Write out the listing below in full and exactly, leaving out every picture.

***** Material provided *****

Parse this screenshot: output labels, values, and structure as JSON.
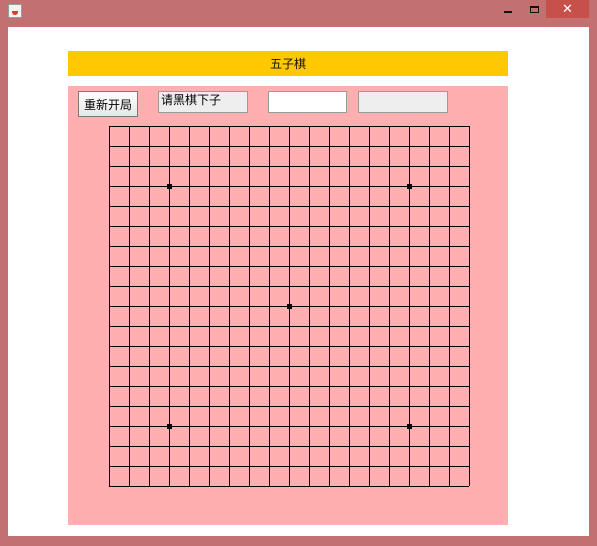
{
  "window": {
    "minimize_glyph": "",
    "maximize_glyph": "",
    "close_glyph": "✕"
  },
  "header": {
    "title": "五子棋"
  },
  "controls": {
    "restart_label": "重新开局",
    "status_text": "请黑棋下子",
    "input_value": "",
    "readonly_value": ""
  },
  "board": {
    "grid_lines": 19,
    "star_points": [
      [
        3,
        3
      ],
      [
        15,
        3
      ],
      [
        9,
        9
      ],
      [
        3,
        15
      ],
      [
        15,
        15
      ]
    ],
    "line_color": "#000000",
    "background_color": "#ffafaf"
  },
  "colors": {
    "frame": "#c27170",
    "header_bar": "#ffc800",
    "panel": "#ffafaf"
  }
}
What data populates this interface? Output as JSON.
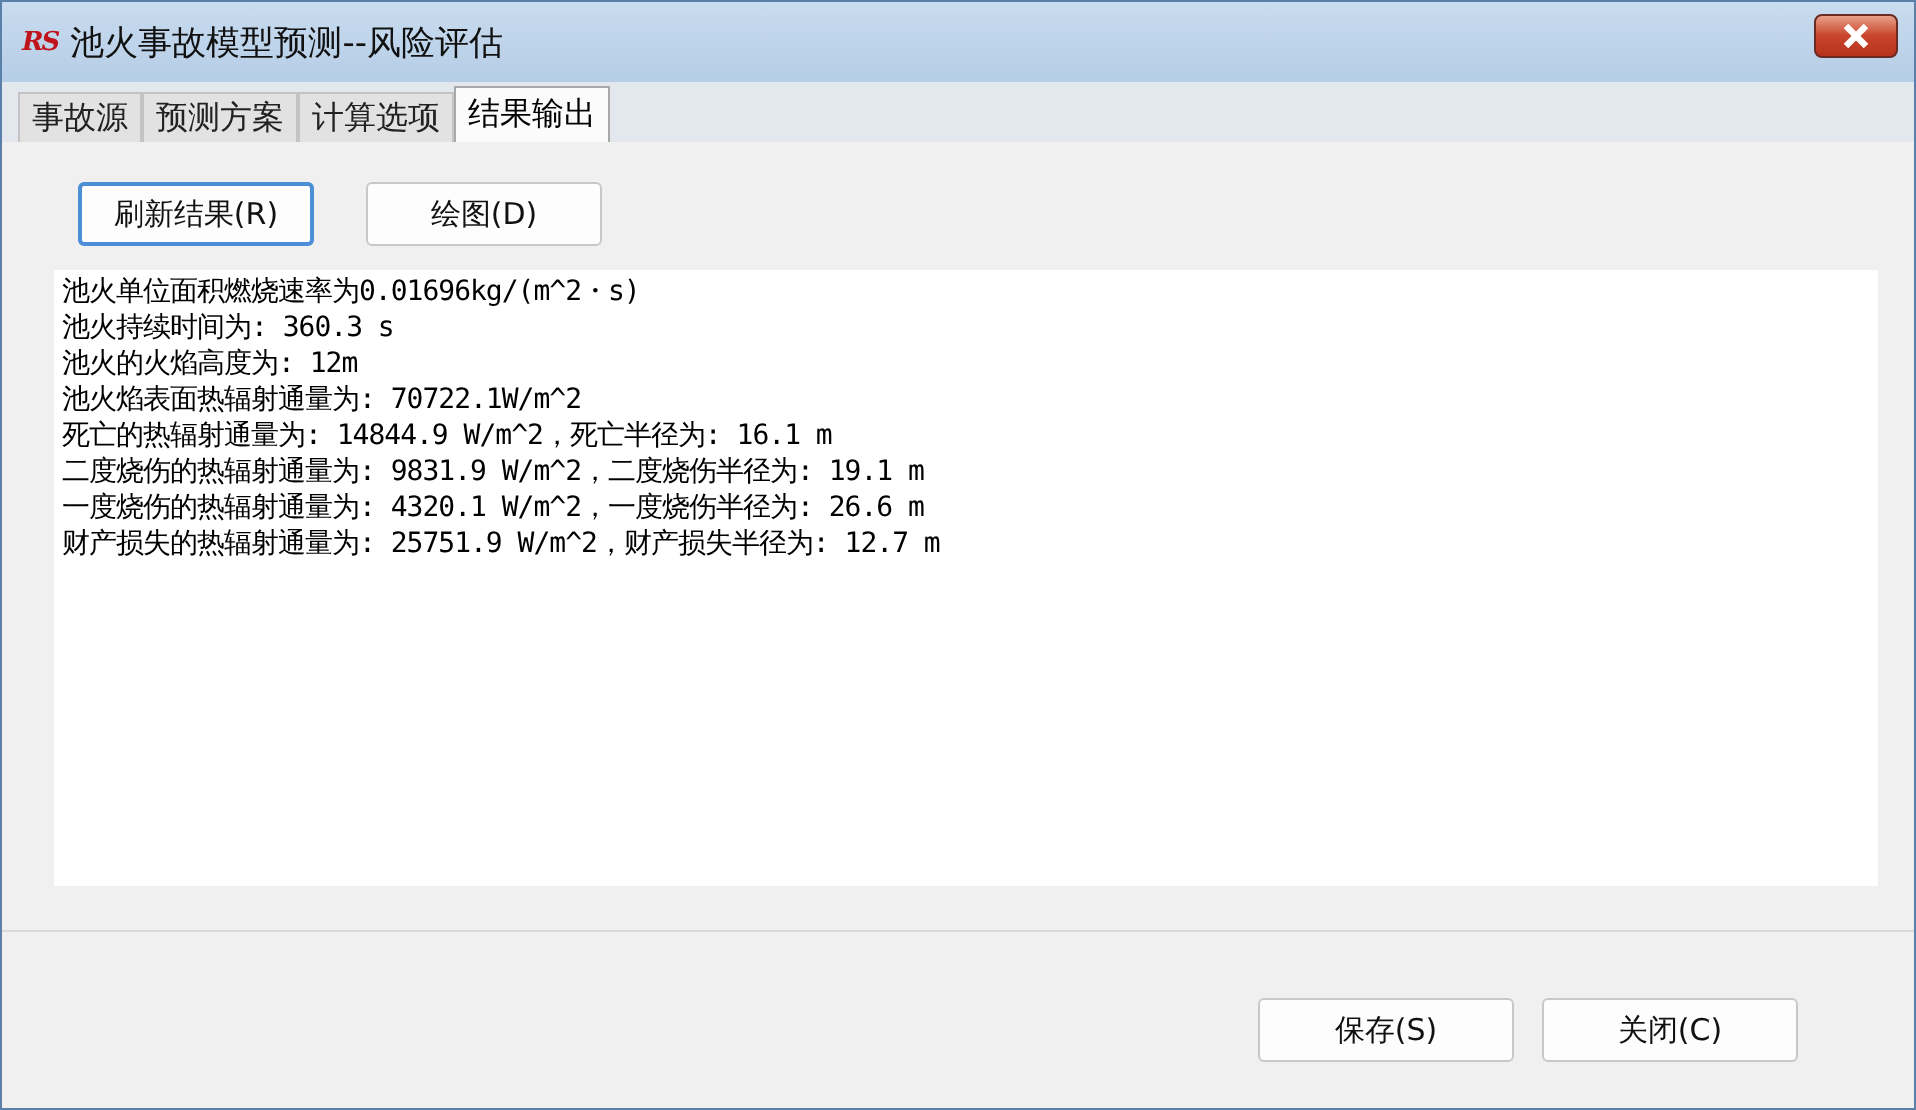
{
  "window": {
    "logo": "RS",
    "title": "池火事故模型预测--风险评估"
  },
  "tabs": [
    {
      "label": "事故源",
      "selected": false
    },
    {
      "label": "预测方案",
      "selected": false
    },
    {
      "label": "计算选项",
      "selected": false
    },
    {
      "label": "结果输出",
      "selected": true
    }
  ],
  "toolbar": [
    {
      "label": "刷新结果(R)",
      "focused": true
    },
    {
      "label": "绘图(D)",
      "focused": false
    }
  ],
  "output_lines": [
    "池火单位面积燃烧速率为0.01696kg/(m^2・s)",
    "池火持续时间为: 360.3 s",
    "池火的火焰高度为: 12m",
    "池火焰表面热辐射通量为: 70722.1W/m^2",
    "死亡的热辐射通量为: 14844.9 W/m^2，死亡半径为: 16.1 m",
    "二度烧伤的热辐射通量为: 9831.9 W/m^2，二度烧伤半径为: 19.1 m",
    "一度烧伤的热辐射通量为: 4320.1 W/m^2，一度烧伤半径为: 26.6 m",
    "财产损失的热辐射通量为: 25751.9 W/m^2，财产损失半径为: 12.7 m"
  ],
  "buttons": [
    "保存(S)",
    "关闭(C)"
  ]
}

*****

Solution to this exercise.
Parse this screenshot: output labels, values, and structure as JSON.
{
  "window": {
    "minimize_glyph": "",
    "maximize_glyph": "",
    "close_glyph": "✕"
  },
  "header": {
    "title": "五子棋"
  },
  "controls": {
    "restart_label": "重新开局",
    "status_text": "请黑棋下子",
    "input_value": "",
    "readonly_value": ""
  },
  "board": {
    "grid_lines": 19,
    "star_points": [
      [
        3,
        3
      ],
      [
        15,
        3
      ],
      [
        9,
        9
      ],
      [
        3,
        15
      ],
      [
        15,
        15
      ]
    ],
    "line_color": "#000000",
    "background_color": "#ffafaf"
  },
  "colors": {
    "frame": "#c27170",
    "header_bar": "#ffc800",
    "panel": "#ffafaf"
  }
}
What data populates this interface? Output as JSON.
{
  "window": {
    "logo": "RS",
    "title": "池火事故模型预测--风险评估"
  },
  "tabs": [
    {
      "label": "事故源",
      "selected": false
    },
    {
      "label": "预测方案",
      "selected": false
    },
    {
      "label": "计算选项",
      "selected": false
    },
    {
      "label": "结果输出",
      "selected": true
    }
  ],
  "toolbar": [
    {
      "label": "刷新结果(R)",
      "focused": true
    },
    {
      "label": "绘图(D)",
      "focused": false
    }
  ],
  "output_lines": [
    "池火单位面积燃烧速率为0.01696kg/(m^2・s)",
    "池火持续时间为: 360.3 s",
    "池火的火焰高度为: 12m",
    "池火焰表面热辐射通量为: 70722.1W/m^2",
    "死亡的热辐射通量为: 14844.9 W/m^2，死亡半径为: 16.1 m",
    "二度烧伤的热辐射通量为: 9831.9 W/m^2，二度烧伤半径为: 19.1 m",
    "一度烧伤的热辐射通量为: 4320.1 W/m^2，一度烧伤半径为: 26.6 m",
    "财产损失的热辐射通量为: 25751.9 W/m^2，财产损失半径为: 12.7 m"
  ],
  "buttons": [
    "保存(S)",
    "关闭(C)"
  ]
}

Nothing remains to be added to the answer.